Task to complete
Pick out every line with the word "Grading" and copy it.

Records

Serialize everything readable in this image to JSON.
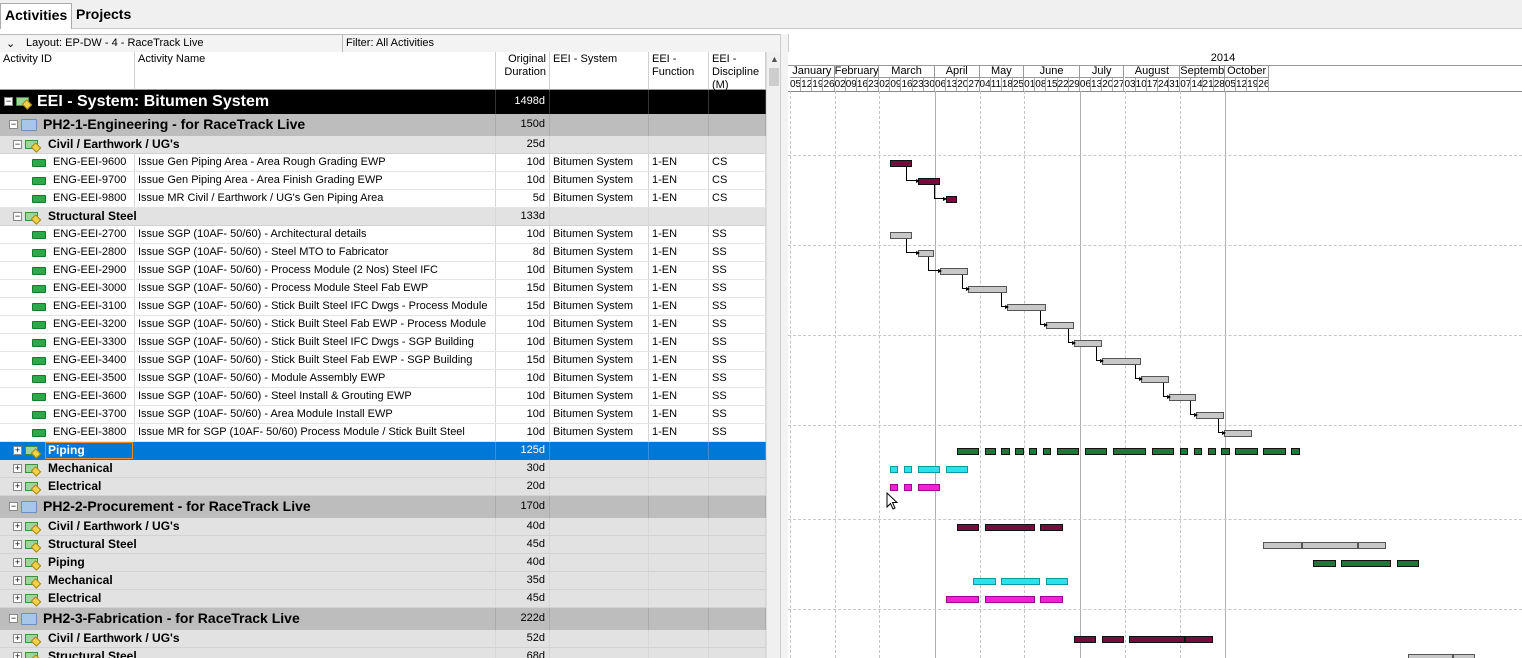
{
  "tabs": [
    "Activities",
    "Projects"
  ],
  "layout_label": "Layout: EP-DW - 4 - RaceTrack Live",
  "filter_label": "Filter: All Activities",
  "columns": [
    "Activity ID",
    "Activity Name",
    "Original Duration",
    "EEI - System",
    "EEI - Function",
    "EEI - Discipline (M)"
  ],
  "rows": [
    {
      "level": "top",
      "id": "",
      "name": "EEI - System: Bitumen System",
      "dur": "1498d",
      "sys": "",
      "fn": "",
      "disc": ""
    },
    {
      "level": "l1",
      "id": "",
      "name": "PH2-1-Engineering - for RaceTrack Live",
      "dur": "150d",
      "sys": "",
      "fn": "",
      "disc": ""
    },
    {
      "level": "l2",
      "id": "",
      "name": "Civil / Earthwork / UG's",
      "dur": "25d",
      "sys": "",
      "fn": "",
      "disc": ""
    },
    {
      "level": "leaf",
      "id": "ENG-EEI-9600",
      "name": "Issue Gen Piping Area - Area Rough Grading EWP",
      "dur": "10d",
      "sys": "Bitumen System",
      "fn": "1-EN",
      "disc": "CS"
    },
    {
      "level": "leaf",
      "id": "ENG-EEI-9700",
      "name": "Issue Gen Piping Area - Area Finish Grading EWP",
      "dur": "10d",
      "sys": "Bitumen System",
      "fn": "1-EN",
      "disc": "CS"
    },
    {
      "level": "leaf",
      "id": "ENG-EEI-9800",
      "name": "Issue MR Civil / Earthwork / UG's Gen Piping Area",
      "dur": "5d",
      "sys": "Bitumen System",
      "fn": "1-EN",
      "disc": "CS"
    },
    {
      "level": "l2",
      "id": "",
      "name": "Structural Steel",
      "dur": "133d",
      "sys": "",
      "fn": "",
      "disc": ""
    },
    {
      "level": "leaf",
      "id": "ENG-EEI-2700",
      "name": "Issue SGP (10AF- 50/60) - Architectural details",
      "dur": "10d",
      "sys": "Bitumen System",
      "fn": "1-EN",
      "disc": "SS"
    },
    {
      "level": "leaf",
      "id": "ENG-EEI-2800",
      "name": "Issue SGP (10AF- 50/60) - Steel MTO to Fabricator",
      "dur": "8d",
      "sys": "Bitumen System",
      "fn": "1-EN",
      "disc": "SS"
    },
    {
      "level": "leaf",
      "id": "ENG-EEI-2900",
      "name": "Issue SGP (10AF- 50/60) - Process Module (2 Nos) Steel IFC",
      "dur": "10d",
      "sys": "Bitumen System",
      "fn": "1-EN",
      "disc": "SS"
    },
    {
      "level": "leaf",
      "id": "ENG-EEI-3000",
      "name": "Issue SGP (10AF- 50/60) - Process Module Steel Fab EWP",
      "dur": "15d",
      "sys": "Bitumen System",
      "fn": "1-EN",
      "disc": "SS"
    },
    {
      "level": "leaf",
      "id": "ENG-EEI-3100",
      "name": "Issue SGP (10AF- 50/60) - Stick Built Steel IFC Dwgs - Process Module",
      "dur": "15d",
      "sys": "Bitumen System",
      "fn": "1-EN",
      "disc": "SS"
    },
    {
      "level": "leaf",
      "id": "ENG-EEI-3200",
      "name": "Issue SGP (10AF- 50/60) - Stick Built Steel Fab EWP - Process Module",
      "dur": "10d",
      "sys": "Bitumen System",
      "fn": "1-EN",
      "disc": "SS"
    },
    {
      "level": "leaf",
      "id": "ENG-EEI-3300",
      "name": "Issue SGP (10AF- 50/60) - Stick Built Steel IFC Dwgs - SGP Building",
      "dur": "10d",
      "sys": "Bitumen System",
      "fn": "1-EN",
      "disc": "SS"
    },
    {
      "level": "leaf",
      "id": "ENG-EEI-3400",
      "name": "Issue SGP (10AF- 50/60) - Stick Built Steel Fab EWP - SGP Building",
      "dur": "15d",
      "sys": "Bitumen System",
      "fn": "1-EN",
      "disc": "SS"
    },
    {
      "level": "leaf",
      "id": "ENG-EEI-3500",
      "name": "Issue SGP (10AF- 50/60) - Module Assembly EWP",
      "dur": "10d",
      "sys": "Bitumen System",
      "fn": "1-EN",
      "disc": "SS"
    },
    {
      "level": "leaf",
      "id": "ENG-EEI-3600",
      "name": "Issue SGP (10AF- 50/60) - Steel Install & Grouting EWP",
      "dur": "10d",
      "sys": "Bitumen System",
      "fn": "1-EN",
      "disc": "SS"
    },
    {
      "level": "leaf",
      "id": "ENG-EEI-3700",
      "name": "Issue SGP (10AF- 50/60) - Area Module Install EWP",
      "dur": "10d",
      "sys": "Bitumen System",
      "fn": "1-EN",
      "disc": "SS"
    },
    {
      "level": "leaf",
      "id": "ENG-EEI-3800",
      "name": "Issue MR for SGP (10AF- 50/60) Process Module / Stick Built Steel",
      "dur": "10d",
      "sys": "Bitumen System",
      "fn": "1-EN",
      "disc": "SS"
    },
    {
      "level": "sel",
      "id": "",
      "name": "Piping",
      "dur": "125d",
      "sys": "",
      "fn": "",
      "disc": ""
    },
    {
      "level": "l2",
      "id": "",
      "name": "Mechanical",
      "dur": "30d",
      "sys": "",
      "fn": "",
      "disc": ""
    },
    {
      "level": "l2",
      "id": "",
      "name": "Electrical",
      "dur": "20d",
      "sys": "",
      "fn": "",
      "disc": ""
    },
    {
      "level": "l1",
      "id": "",
      "name": "PH2-2-Procurement - for RaceTrack Live",
      "dur": "170d",
      "sys": "",
      "fn": "",
      "disc": ""
    },
    {
      "level": "l2",
      "id": "",
      "name": "Civil / Earthwork / UG's",
      "dur": "40d",
      "sys": "",
      "fn": "",
      "disc": ""
    },
    {
      "level": "l2",
      "id": "",
      "name": "Structural Steel",
      "dur": "45d",
      "sys": "",
      "fn": "",
      "disc": ""
    },
    {
      "level": "l2",
      "id": "",
      "name": "Piping",
      "dur": "40d",
      "sys": "",
      "fn": "",
      "disc": ""
    },
    {
      "level": "l2",
      "id": "",
      "name": "Mechanical",
      "dur": "35d",
      "sys": "",
      "fn": "",
      "disc": ""
    },
    {
      "level": "l2",
      "id": "",
      "name": "Electrical",
      "dur": "45d",
      "sys": "",
      "fn": "",
      "disc": ""
    },
    {
      "level": "l1",
      "id": "",
      "name": "PH2-3-Fabrication - for RaceTrack Live",
      "dur": "222d",
      "sys": "",
      "fn": "",
      "disc": ""
    },
    {
      "level": "l2",
      "id": "",
      "name": "Civil / Earthwork / UG's",
      "dur": "52d",
      "sys": "",
      "fn": "",
      "disc": ""
    },
    {
      "level": "l2",
      "id": "",
      "name": "Structural Steel",
      "dur": "68d",
      "sys": "",
      "fn": "",
      "disc": ""
    }
  ],
  "timescale": {
    "year": "2014",
    "months": [
      "January",
      "February",
      "March",
      "April",
      "May",
      "June",
      "July",
      "August",
      "September",
      "October"
    ],
    "weeks": [
      "05",
      "12",
      "19",
      "26",
      "02",
      "09",
      "16",
      "23",
      "02",
      "09",
      "16",
      "23",
      "30",
      "06",
      "13",
      "20",
      "27",
      "04",
      "11",
      "18",
      "25",
      "01",
      "08",
      "15",
      "22",
      "29",
      "06",
      "13",
      "20",
      "27",
      "03",
      "10",
      "17",
      "24",
      "31",
      "07",
      "14",
      "21",
      "28",
      "05",
      "12",
      "19",
      "26"
    ]
  },
  "bar_colors": {
    "civil": "#7a0a3c",
    "steel": "#c8c8c8",
    "piping": "#1a7a3c",
    "mech": "#2fe0ea",
    "elec": "#f020d8"
  },
  "gantt": [
    {
      "row": 3,
      "segs": [
        [
          10,
          14
        ]
      ],
      "color": "civil"
    },
    {
      "row": 4,
      "segs": [
        [
          15,
          19
        ]
      ],
      "color": "civil"
    },
    {
      "row": 5,
      "segs": [
        [
          20,
          22
        ]
      ],
      "color": "civil"
    },
    {
      "row": 7,
      "segs": [
        [
          10,
          14
        ]
      ],
      "color": "steel"
    },
    {
      "row": 8,
      "segs": [
        [
          15,
          18
        ]
      ],
      "color": "steel"
    },
    {
      "row": 9,
      "segs": [
        [
          19,
          24
        ]
      ],
      "color": "steel"
    },
    {
      "row": 10,
      "segs": [
        [
          24,
          31
        ]
      ],
      "color": "steel"
    },
    {
      "row": 11,
      "segs": [
        [
          31,
          38
        ]
      ],
      "color": "steel"
    },
    {
      "row": 12,
      "segs": [
        [
          38,
          43
        ]
      ],
      "color": "steel"
    },
    {
      "row": 13,
      "segs": [
        [
          43,
          48
        ]
      ],
      "color": "steel"
    },
    {
      "row": 14,
      "segs": [
        [
          48,
          55
        ]
      ],
      "color": "steel"
    },
    {
      "row": 15,
      "segs": [
        [
          55,
          60
        ]
      ],
      "color": "steel"
    },
    {
      "row": 16,
      "segs": [
        [
          60,
          65
        ]
      ],
      "color": "steel"
    },
    {
      "row": 17,
      "segs": [
        [
          65,
          70
        ]
      ],
      "color": "steel"
    },
    {
      "row": 18,
      "segs": [
        [
          70,
          75
        ]
      ],
      "color": "steel"
    },
    {
      "row": 19,
      "segs": [
        [
          22,
          26
        ],
        [
          27,
          29
        ],
        [
          30,
          31.5
        ],
        [
          32.5,
          34
        ],
        [
          35,
          36.5
        ],
        [
          37.5,
          39
        ],
        [
          40,
          44
        ],
        [
          45,
          49
        ],
        [
          50,
          56
        ],
        [
          57,
          61
        ],
        [
          62,
          63.5
        ],
        [
          64.5,
          66
        ],
        [
          67,
          68.5
        ],
        [
          69.5,
          71
        ],
        [
          72,
          76
        ],
        [
          77,
          81
        ],
        [
          82,
          83.5
        ]
      ],
      "color": "piping"
    },
    {
      "row": 20,
      "segs": [
        [
          10,
          11.5
        ],
        [
          12.5,
          14
        ],
        [
          15,
          19
        ],
        [
          20,
          24
        ]
      ],
      "color": "mech"
    },
    {
      "row": 21,
      "segs": [
        [
          10,
          11.5
        ],
        [
          12.5,
          14
        ],
        [
          15,
          19
        ]
      ],
      "color": "elec"
    },
    {
      "row": 23,
      "segs": [
        [
          22,
          26
        ],
        [
          27,
          36
        ],
        [
          37,
          41
        ]
      ],
      "color": "civil"
    },
    {
      "row": 24,
      "segs": [
        [
          77,
          84
        ],
        [
          84,
          94
        ],
        [
          94,
          99
        ]
      ],
      "color": "steel"
    },
    {
      "row": 25,
      "segs": [
        [
          86,
          90
        ],
        [
          91,
          100
        ],
        [
          101,
          105
        ]
      ],
      "color": "piping"
    },
    {
      "row": 26,
      "segs": [
        [
          25,
          29
        ],
        [
          30,
          37
        ],
        [
          38,
          42
        ]
      ],
      "color": "mech"
    },
    {
      "row": 27,
      "segs": [
        [
          20,
          26
        ],
        [
          27,
          36
        ],
        [
          37,
          41
        ]
      ],
      "color": "elec"
    },
    {
      "row": 29,
      "segs": [
        [
          43,
          47
        ],
        [
          48,
          52
        ],
        [
          53,
          63
        ],
        [
          63,
          68
        ]
      ],
      "color": "civil"
    },
    {
      "row": 30,
      "segs": [
        [
          103,
          111
        ],
        [
          111,
          115
        ]
      ],
      "color": "steel"
    }
  ],
  "links": [
    3,
    4,
    7,
    8,
    9,
    10,
    11,
    12,
    13,
    14,
    15,
    16,
    17
  ]
}
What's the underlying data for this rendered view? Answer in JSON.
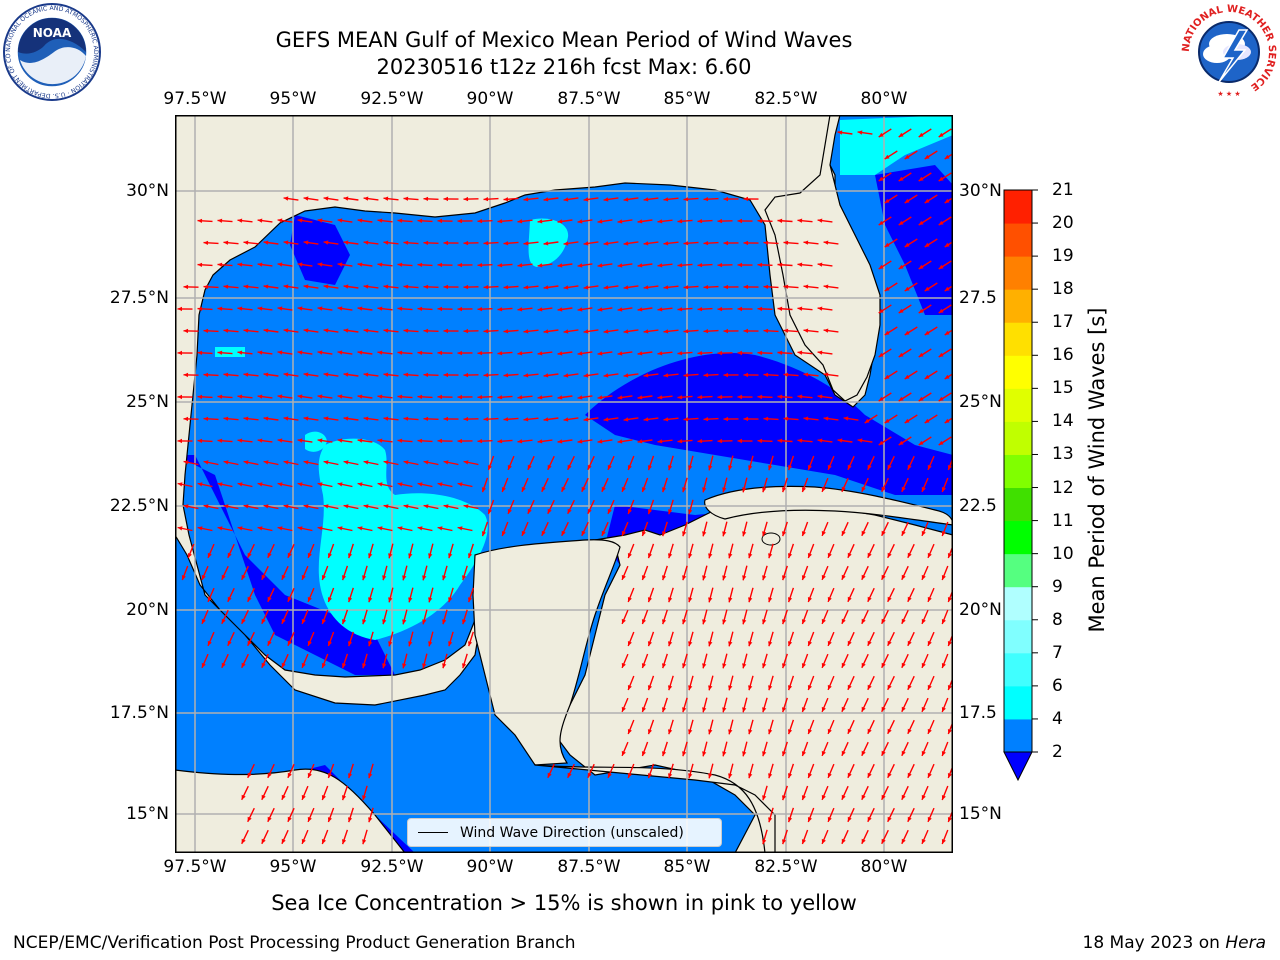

Complete answer
      "name": "Issue Gen Piping Area - Area Rough Grading EWP",
      "name": "Issue Gen Piping Area - Area Finish Grading EWP",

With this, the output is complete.